++++ Supplied material

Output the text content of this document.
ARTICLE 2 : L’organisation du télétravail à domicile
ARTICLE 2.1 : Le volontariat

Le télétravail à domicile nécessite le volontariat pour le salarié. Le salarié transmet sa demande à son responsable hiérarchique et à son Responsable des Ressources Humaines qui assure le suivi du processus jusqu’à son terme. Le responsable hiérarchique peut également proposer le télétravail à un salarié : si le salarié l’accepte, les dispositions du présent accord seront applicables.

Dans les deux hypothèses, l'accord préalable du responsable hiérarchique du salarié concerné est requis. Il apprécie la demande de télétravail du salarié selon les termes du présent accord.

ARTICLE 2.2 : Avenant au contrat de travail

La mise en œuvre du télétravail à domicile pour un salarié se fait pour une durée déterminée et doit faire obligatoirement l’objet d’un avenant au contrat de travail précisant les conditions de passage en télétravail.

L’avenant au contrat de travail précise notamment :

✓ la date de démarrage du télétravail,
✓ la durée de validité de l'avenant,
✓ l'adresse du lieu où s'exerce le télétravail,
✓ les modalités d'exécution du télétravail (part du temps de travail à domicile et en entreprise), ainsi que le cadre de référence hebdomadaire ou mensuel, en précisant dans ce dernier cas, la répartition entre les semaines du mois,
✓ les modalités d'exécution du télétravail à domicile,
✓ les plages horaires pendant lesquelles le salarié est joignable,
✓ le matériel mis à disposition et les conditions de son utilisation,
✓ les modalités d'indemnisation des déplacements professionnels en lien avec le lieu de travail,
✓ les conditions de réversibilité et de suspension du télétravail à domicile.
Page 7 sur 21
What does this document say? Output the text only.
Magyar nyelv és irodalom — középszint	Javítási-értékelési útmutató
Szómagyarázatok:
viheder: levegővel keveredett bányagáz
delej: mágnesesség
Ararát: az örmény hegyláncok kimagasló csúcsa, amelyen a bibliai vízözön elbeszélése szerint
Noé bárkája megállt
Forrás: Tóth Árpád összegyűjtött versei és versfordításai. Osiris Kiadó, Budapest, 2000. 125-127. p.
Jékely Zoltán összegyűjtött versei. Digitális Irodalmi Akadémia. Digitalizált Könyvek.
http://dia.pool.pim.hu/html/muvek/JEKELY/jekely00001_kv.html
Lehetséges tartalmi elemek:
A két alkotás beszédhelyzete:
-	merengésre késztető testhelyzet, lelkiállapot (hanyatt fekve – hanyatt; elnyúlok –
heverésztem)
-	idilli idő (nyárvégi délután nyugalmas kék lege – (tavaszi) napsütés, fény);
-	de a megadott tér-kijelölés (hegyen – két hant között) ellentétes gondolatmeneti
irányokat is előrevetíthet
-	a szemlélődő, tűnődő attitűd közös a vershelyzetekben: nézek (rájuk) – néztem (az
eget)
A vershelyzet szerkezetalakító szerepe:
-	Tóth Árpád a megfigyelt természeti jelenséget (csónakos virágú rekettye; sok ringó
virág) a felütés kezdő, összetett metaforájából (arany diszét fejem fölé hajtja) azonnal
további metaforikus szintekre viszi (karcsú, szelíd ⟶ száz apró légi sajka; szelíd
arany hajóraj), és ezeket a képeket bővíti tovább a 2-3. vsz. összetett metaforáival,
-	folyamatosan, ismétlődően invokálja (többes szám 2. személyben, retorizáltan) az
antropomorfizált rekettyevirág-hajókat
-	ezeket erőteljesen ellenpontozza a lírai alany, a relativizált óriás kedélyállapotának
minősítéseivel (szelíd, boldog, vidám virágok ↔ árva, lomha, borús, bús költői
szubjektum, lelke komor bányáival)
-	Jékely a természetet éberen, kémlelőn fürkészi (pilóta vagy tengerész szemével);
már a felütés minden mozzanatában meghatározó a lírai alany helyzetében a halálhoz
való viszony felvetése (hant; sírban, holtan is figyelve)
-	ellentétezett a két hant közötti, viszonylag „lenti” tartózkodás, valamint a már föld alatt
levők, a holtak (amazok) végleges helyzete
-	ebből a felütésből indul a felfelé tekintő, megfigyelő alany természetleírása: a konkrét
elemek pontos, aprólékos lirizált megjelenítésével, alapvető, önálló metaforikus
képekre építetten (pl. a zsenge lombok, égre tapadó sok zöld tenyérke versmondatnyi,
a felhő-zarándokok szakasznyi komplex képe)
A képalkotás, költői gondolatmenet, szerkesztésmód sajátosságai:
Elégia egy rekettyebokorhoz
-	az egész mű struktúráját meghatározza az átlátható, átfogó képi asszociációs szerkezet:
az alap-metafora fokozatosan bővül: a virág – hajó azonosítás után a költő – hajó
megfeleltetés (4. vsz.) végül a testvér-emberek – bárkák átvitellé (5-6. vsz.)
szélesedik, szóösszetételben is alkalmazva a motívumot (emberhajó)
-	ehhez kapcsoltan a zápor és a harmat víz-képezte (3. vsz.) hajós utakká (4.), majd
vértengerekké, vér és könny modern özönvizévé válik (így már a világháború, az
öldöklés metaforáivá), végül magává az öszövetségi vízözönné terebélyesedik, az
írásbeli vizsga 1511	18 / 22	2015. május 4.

++++++++

Report back each line of the entries that holds the string "összegyűjtött".

Problem solution:
Forrás: Tóth Árpád összegyűjtött versei és versfordításai. Osiris Kiadó, Budapest, 2000. 125-127. p.
Jékely Zoltán összegyűjtött versei. Digitális Irodalmi Akadémia. Digitalizált Könyvek.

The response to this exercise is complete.